* _Aim of the task_
Write out the full listing exactly as given, minus the images.

* _Records for processing_
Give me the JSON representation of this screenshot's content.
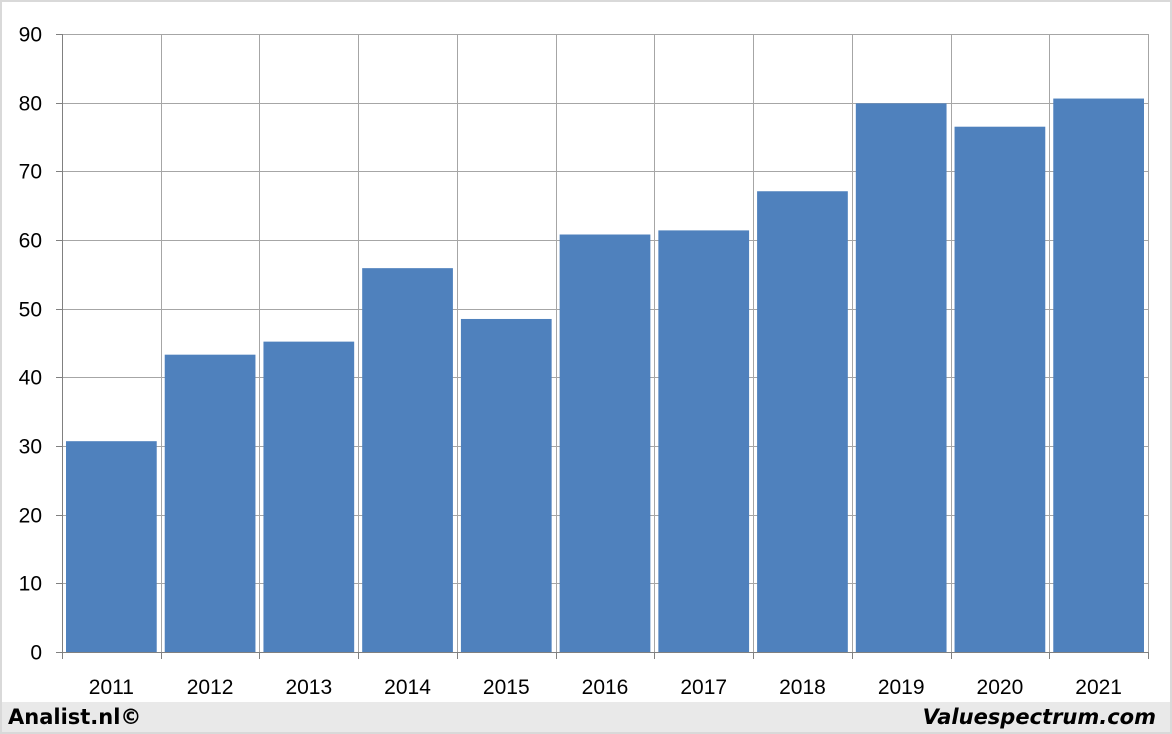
{
  "footer": {
    "left_credit": "Analist.nl©",
    "right_credit": "Valuespectrum.com"
  },
  "colors": {
    "bar": "#4f81bd",
    "grid": "#a6a6a6",
    "axis": "#808080"
  },
  "chart_data": {
    "type": "bar",
    "categories": [
      "2011",
      "2012",
      "2013",
      "2014",
      "2015",
      "2016",
      "2017",
      "2018",
      "2019",
      "2020",
      "2021"
    ],
    "values": [
      30.7,
      43.3,
      45.2,
      55.9,
      48.5,
      60.8,
      61.4,
      67.1,
      79.9,
      76.5,
      80.6
    ],
    "ylim": [
      0,
      90
    ],
    "yticks": [
      0,
      10,
      20,
      30,
      40,
      50,
      60,
      70,
      80,
      90
    ],
    "title": "",
    "xlabel": "",
    "ylabel": "",
    "grid": true,
    "legend": "none"
  }
}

* _Correct response_
Give me the JSON representation of this screenshot's content.
{
  "footer": {
    "left_credit": "Analist.nl©",
    "right_credit": "Valuespectrum.com"
  },
  "colors": {
    "bar": "#4f81bd",
    "grid": "#a6a6a6",
    "axis": "#808080"
  },
  "chart_data": {
    "type": "bar",
    "categories": [
      "2011",
      "2012",
      "2013",
      "2014",
      "2015",
      "2016",
      "2017",
      "2018",
      "2019",
      "2020",
      "2021"
    ],
    "values": [
      30.7,
      43.3,
      45.2,
      55.9,
      48.5,
      60.8,
      61.4,
      67.1,
      79.9,
      76.5,
      80.6
    ],
    "ylim": [
      0,
      90
    ],
    "yticks": [
      0,
      10,
      20,
      30,
      40,
      50,
      60,
      70,
      80,
      90
    ],
    "title": "",
    "xlabel": "",
    "ylabel": "",
    "grid": true,
    "legend": "none"
  }
}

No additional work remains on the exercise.